**EXERCISE BRIEF:**
Keep the pictures out of the copy and repeat the records exactly.

**DATA SUPPLIED:**

((

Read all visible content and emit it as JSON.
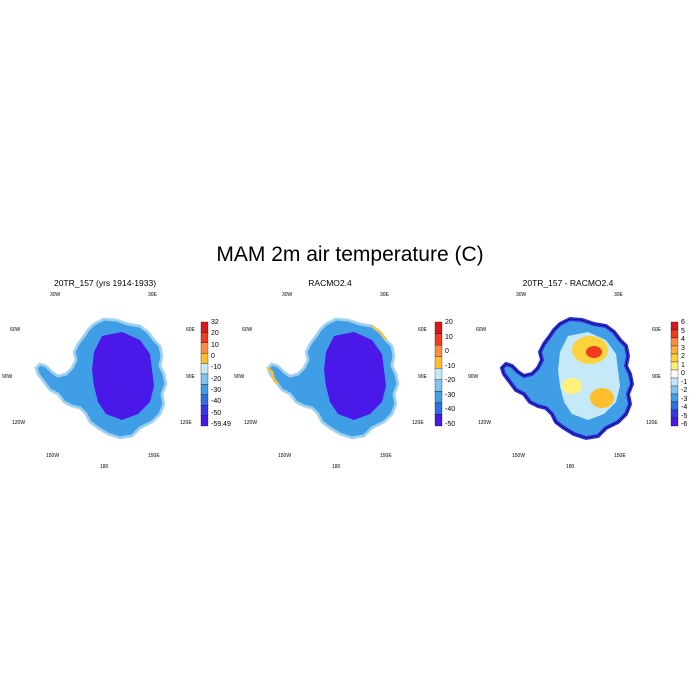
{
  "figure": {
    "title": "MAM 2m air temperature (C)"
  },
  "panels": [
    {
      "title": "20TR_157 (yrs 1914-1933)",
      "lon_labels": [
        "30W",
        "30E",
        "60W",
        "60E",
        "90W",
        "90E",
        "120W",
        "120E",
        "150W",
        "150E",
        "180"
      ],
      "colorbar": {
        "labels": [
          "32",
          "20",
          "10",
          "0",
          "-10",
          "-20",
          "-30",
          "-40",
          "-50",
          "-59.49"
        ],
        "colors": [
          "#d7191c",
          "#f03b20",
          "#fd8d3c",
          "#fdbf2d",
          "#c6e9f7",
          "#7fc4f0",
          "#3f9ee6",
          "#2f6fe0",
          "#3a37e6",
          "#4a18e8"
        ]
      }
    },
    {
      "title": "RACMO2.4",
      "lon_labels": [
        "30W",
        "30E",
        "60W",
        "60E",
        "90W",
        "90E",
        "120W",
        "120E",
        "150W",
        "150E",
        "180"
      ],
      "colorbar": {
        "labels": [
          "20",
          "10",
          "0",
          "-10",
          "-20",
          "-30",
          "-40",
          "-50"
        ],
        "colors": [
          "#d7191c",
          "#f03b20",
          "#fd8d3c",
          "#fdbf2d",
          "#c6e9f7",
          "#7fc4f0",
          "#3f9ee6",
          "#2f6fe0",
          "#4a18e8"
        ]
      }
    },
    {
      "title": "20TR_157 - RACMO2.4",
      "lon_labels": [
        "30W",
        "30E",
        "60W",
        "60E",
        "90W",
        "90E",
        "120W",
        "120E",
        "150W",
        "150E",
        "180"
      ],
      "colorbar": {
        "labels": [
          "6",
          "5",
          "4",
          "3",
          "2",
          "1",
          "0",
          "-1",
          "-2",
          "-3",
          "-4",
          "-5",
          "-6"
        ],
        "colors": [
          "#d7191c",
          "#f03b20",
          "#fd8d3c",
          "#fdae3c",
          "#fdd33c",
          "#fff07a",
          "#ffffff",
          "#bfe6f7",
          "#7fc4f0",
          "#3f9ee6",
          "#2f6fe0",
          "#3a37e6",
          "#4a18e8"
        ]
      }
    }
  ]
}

))

**THE ANSWER:**
Read all visible content and emit it as JSON.
{
  "figure": {
    "title": "MAM 2m air temperature (C)"
  },
  "panels": [
    {
      "title": "20TR_157 (yrs 1914-1933)",
      "lon_labels": [
        "30W",
        "30E",
        "60W",
        "60E",
        "90W",
        "90E",
        "120W",
        "120E",
        "150W",
        "150E",
        "180"
      ],
      "colorbar": {
        "labels": [
          "32",
          "20",
          "10",
          "0",
          "-10",
          "-20",
          "-30",
          "-40",
          "-50",
          "-59.49"
        ],
        "colors": [
          "#d7191c",
          "#f03b20",
          "#fd8d3c",
          "#fdbf2d",
          "#c6e9f7",
          "#7fc4f0",
          "#3f9ee6",
          "#2f6fe0",
          "#3a37e6",
          "#4a18e8"
        ]
      }
    },
    {
      "title": "RACMO2.4",
      "lon_labels": [
        "30W",
        "30E",
        "60W",
        "60E",
        "90W",
        "90E",
        "120W",
        "120E",
        "150W",
        "150E",
        "180"
      ],
      "colorbar": {
        "labels": [
          "20",
          "10",
          "0",
          "-10",
          "-20",
          "-30",
          "-40",
          "-50"
        ],
        "colors": [
          "#d7191c",
          "#f03b20",
          "#fd8d3c",
          "#fdbf2d",
          "#c6e9f7",
          "#7fc4f0",
          "#3f9ee6",
          "#2f6fe0",
          "#4a18e8"
        ]
      }
    },
    {
      "title": "20TR_157 - RACMO2.4",
      "lon_labels": [
        "30W",
        "30E",
        "60W",
        "60E",
        "90W",
        "90E",
        "120W",
        "120E",
        "150W",
        "150E",
        "180"
      ],
      "colorbar": {
        "labels": [
          "6",
          "5",
          "4",
          "3",
          "2",
          "1",
          "0",
          "-1",
          "-2",
          "-3",
          "-4",
          "-5",
          "-6"
        ],
        "colors": [
          "#d7191c",
          "#f03b20",
          "#fd8d3c",
          "#fdae3c",
          "#fdd33c",
          "#fff07a",
          "#ffffff",
          "#bfe6f7",
          "#7fc4f0",
          "#3f9ee6",
          "#2f6fe0",
          "#3a37e6",
          "#4a18e8"
        ]
      }
    }
  ]
}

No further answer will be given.